◆ REQUIREMENT
Copy every line that holds "иных".

## begin DATASET CONTENT

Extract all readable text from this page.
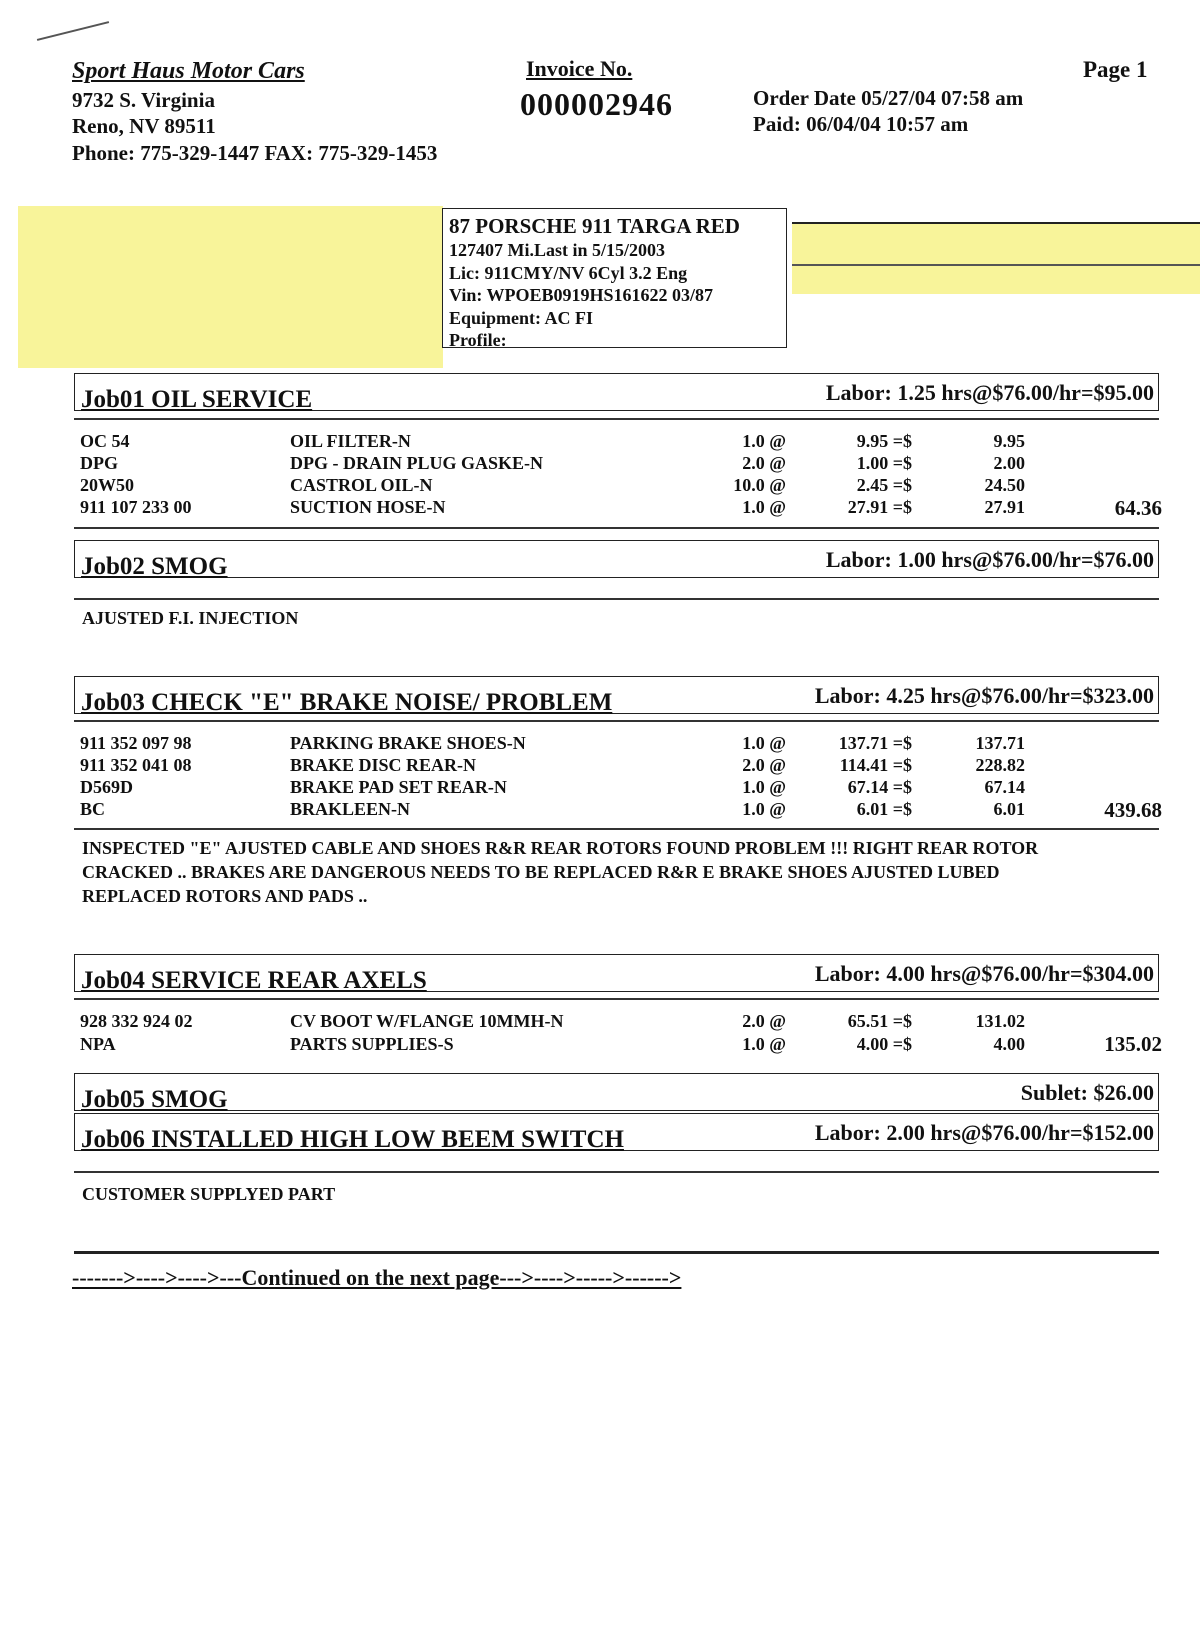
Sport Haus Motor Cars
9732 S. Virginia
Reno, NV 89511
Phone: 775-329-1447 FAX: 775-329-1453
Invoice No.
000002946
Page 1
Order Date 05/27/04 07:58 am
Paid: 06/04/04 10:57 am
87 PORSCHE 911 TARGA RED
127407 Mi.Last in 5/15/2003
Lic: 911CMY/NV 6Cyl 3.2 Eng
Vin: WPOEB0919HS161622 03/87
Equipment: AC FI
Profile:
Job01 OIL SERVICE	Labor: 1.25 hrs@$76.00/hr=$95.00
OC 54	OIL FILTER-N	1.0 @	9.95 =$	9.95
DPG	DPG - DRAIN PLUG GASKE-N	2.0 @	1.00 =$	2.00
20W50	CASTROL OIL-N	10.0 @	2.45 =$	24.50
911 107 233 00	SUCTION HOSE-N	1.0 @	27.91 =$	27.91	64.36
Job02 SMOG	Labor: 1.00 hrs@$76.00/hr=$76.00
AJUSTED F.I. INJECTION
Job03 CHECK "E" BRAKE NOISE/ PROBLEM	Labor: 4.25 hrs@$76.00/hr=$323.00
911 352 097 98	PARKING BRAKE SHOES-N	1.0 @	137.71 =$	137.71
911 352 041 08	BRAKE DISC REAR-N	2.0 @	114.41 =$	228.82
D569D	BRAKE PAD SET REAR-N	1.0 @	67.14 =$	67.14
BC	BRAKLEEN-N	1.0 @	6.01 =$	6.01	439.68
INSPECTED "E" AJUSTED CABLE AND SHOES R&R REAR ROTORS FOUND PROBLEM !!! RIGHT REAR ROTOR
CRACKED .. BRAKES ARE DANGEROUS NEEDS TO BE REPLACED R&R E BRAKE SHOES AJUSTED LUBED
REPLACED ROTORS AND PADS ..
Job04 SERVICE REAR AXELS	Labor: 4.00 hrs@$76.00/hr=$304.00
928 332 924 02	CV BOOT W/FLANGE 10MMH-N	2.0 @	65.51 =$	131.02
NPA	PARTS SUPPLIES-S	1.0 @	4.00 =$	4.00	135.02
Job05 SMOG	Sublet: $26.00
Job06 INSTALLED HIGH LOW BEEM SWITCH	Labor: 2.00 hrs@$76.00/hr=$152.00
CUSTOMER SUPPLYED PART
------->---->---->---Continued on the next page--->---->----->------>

## end DATASET CONTENT
## begin DATASET CONTENT

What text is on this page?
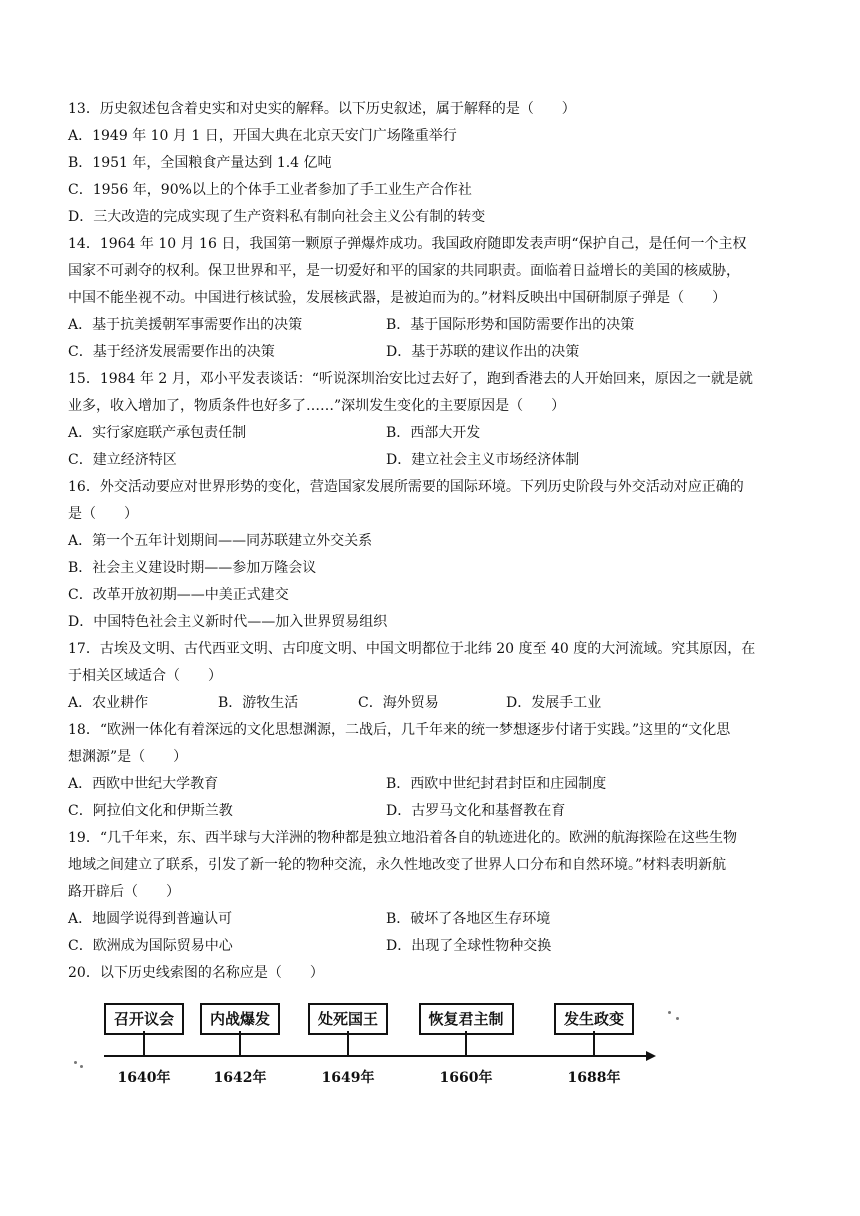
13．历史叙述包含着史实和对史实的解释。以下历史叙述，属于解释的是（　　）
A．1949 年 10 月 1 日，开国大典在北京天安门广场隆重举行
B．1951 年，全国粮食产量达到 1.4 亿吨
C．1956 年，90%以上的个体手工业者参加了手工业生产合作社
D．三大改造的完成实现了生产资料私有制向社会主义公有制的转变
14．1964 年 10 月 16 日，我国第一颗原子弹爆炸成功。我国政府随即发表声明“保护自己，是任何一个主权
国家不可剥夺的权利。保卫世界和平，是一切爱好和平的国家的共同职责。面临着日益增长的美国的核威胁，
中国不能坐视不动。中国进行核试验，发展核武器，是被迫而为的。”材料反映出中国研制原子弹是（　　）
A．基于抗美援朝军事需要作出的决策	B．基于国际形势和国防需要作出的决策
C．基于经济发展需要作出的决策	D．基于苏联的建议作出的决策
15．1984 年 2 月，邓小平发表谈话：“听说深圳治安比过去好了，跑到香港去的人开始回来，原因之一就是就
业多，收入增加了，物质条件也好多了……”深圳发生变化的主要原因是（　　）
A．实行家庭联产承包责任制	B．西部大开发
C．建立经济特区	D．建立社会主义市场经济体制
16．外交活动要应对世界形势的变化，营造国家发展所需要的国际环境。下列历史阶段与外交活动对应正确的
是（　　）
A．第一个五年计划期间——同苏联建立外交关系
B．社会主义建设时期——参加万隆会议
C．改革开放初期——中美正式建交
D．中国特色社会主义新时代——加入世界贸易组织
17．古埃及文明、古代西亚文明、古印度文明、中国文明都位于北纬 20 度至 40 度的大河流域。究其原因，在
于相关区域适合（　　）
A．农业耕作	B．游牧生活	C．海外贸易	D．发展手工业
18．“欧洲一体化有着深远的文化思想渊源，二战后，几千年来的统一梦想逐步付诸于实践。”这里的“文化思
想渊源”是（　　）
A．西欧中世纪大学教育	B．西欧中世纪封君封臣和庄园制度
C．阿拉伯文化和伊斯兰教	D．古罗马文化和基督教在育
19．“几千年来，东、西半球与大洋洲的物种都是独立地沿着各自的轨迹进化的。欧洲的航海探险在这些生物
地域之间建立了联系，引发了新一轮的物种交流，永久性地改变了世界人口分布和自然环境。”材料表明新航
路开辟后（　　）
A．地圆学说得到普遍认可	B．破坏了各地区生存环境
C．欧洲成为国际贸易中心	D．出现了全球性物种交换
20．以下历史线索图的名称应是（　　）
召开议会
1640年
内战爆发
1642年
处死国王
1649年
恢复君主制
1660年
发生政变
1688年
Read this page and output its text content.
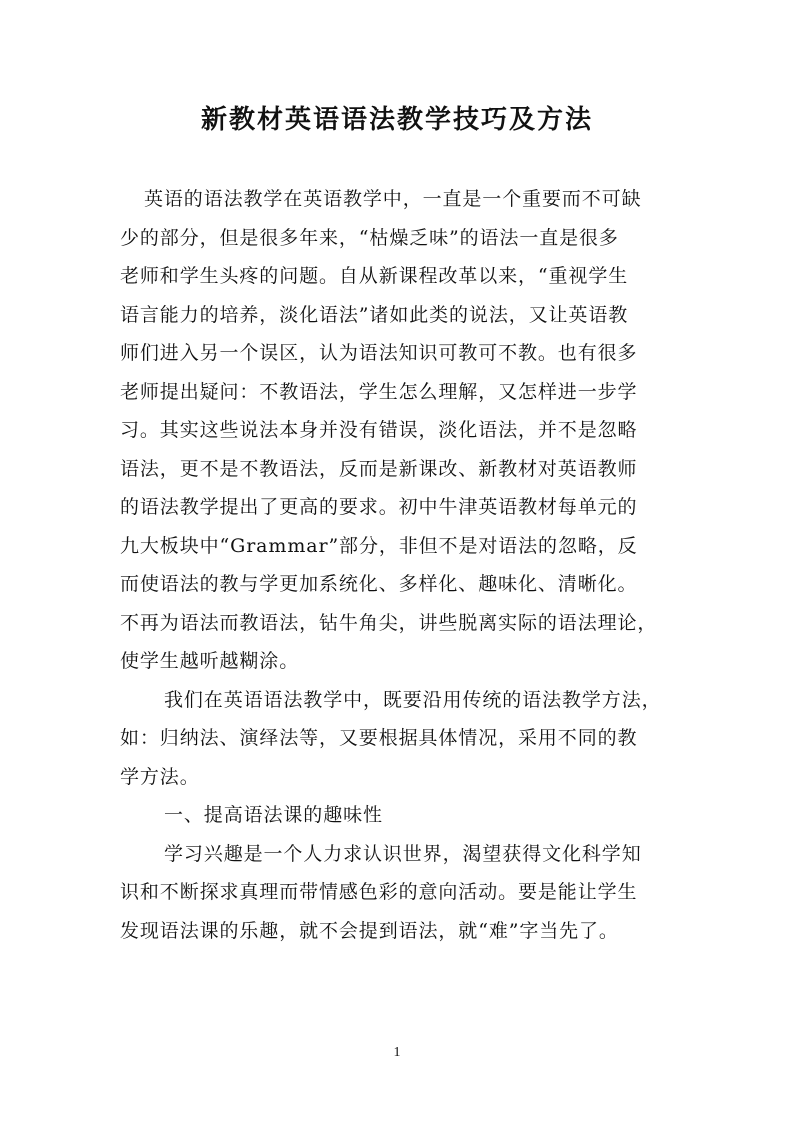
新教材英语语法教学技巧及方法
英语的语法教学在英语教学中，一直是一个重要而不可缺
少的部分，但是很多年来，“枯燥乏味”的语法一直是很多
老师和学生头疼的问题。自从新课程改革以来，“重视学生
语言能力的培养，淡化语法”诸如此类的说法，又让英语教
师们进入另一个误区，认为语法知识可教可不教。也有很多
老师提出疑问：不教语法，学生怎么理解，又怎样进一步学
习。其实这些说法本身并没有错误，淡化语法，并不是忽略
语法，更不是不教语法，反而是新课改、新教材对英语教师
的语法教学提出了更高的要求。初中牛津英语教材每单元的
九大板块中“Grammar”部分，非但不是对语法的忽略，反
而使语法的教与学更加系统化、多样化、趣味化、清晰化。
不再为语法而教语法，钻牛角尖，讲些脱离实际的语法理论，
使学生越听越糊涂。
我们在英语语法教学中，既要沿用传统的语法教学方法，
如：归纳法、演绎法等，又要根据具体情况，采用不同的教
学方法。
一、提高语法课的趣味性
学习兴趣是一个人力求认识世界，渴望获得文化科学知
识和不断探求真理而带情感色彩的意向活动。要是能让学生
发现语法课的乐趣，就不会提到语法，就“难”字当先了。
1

## end DATASET CONTENT
## begin DATASET CONTENT

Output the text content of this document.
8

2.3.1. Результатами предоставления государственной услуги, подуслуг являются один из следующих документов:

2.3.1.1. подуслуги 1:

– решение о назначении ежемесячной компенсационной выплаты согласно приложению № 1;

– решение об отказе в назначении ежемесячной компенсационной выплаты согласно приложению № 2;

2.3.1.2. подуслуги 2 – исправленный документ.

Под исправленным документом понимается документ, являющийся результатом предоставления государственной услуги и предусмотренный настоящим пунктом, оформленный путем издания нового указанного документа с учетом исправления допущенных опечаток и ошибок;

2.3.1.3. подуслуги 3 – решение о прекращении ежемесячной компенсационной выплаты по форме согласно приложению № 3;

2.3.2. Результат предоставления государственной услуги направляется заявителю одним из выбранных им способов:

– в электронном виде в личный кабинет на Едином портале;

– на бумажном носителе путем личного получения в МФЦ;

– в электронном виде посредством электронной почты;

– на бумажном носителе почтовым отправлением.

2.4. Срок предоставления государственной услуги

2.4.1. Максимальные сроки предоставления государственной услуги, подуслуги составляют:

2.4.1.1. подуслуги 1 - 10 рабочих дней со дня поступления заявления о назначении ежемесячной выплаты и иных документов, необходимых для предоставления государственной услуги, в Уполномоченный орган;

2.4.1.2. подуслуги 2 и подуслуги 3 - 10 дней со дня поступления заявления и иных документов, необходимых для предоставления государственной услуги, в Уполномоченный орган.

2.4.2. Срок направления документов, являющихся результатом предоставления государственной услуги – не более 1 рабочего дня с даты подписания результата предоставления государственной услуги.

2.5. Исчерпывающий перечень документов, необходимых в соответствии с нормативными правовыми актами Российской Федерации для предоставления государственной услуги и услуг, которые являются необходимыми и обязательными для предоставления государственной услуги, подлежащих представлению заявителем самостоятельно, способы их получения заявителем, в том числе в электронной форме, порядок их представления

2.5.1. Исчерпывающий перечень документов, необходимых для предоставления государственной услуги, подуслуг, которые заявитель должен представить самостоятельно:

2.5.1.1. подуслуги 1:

## end DATASET CONTENT

◆ WRITTEN ANSWER
2.4.1.1. подуслуги 1 - 10 рабочих дней со дня поступления заявления о назначении ежемесячной выплаты и иных документов, необходимых для предоставления государственной услуги, в Уполномоченный орган;
2.4.1.2. подуслуги 2 и подуслуги 3 - 10 дней со дня поступления заявления и иных документов, необходимых для предоставления государственной услуги, в Уполномоченный орган.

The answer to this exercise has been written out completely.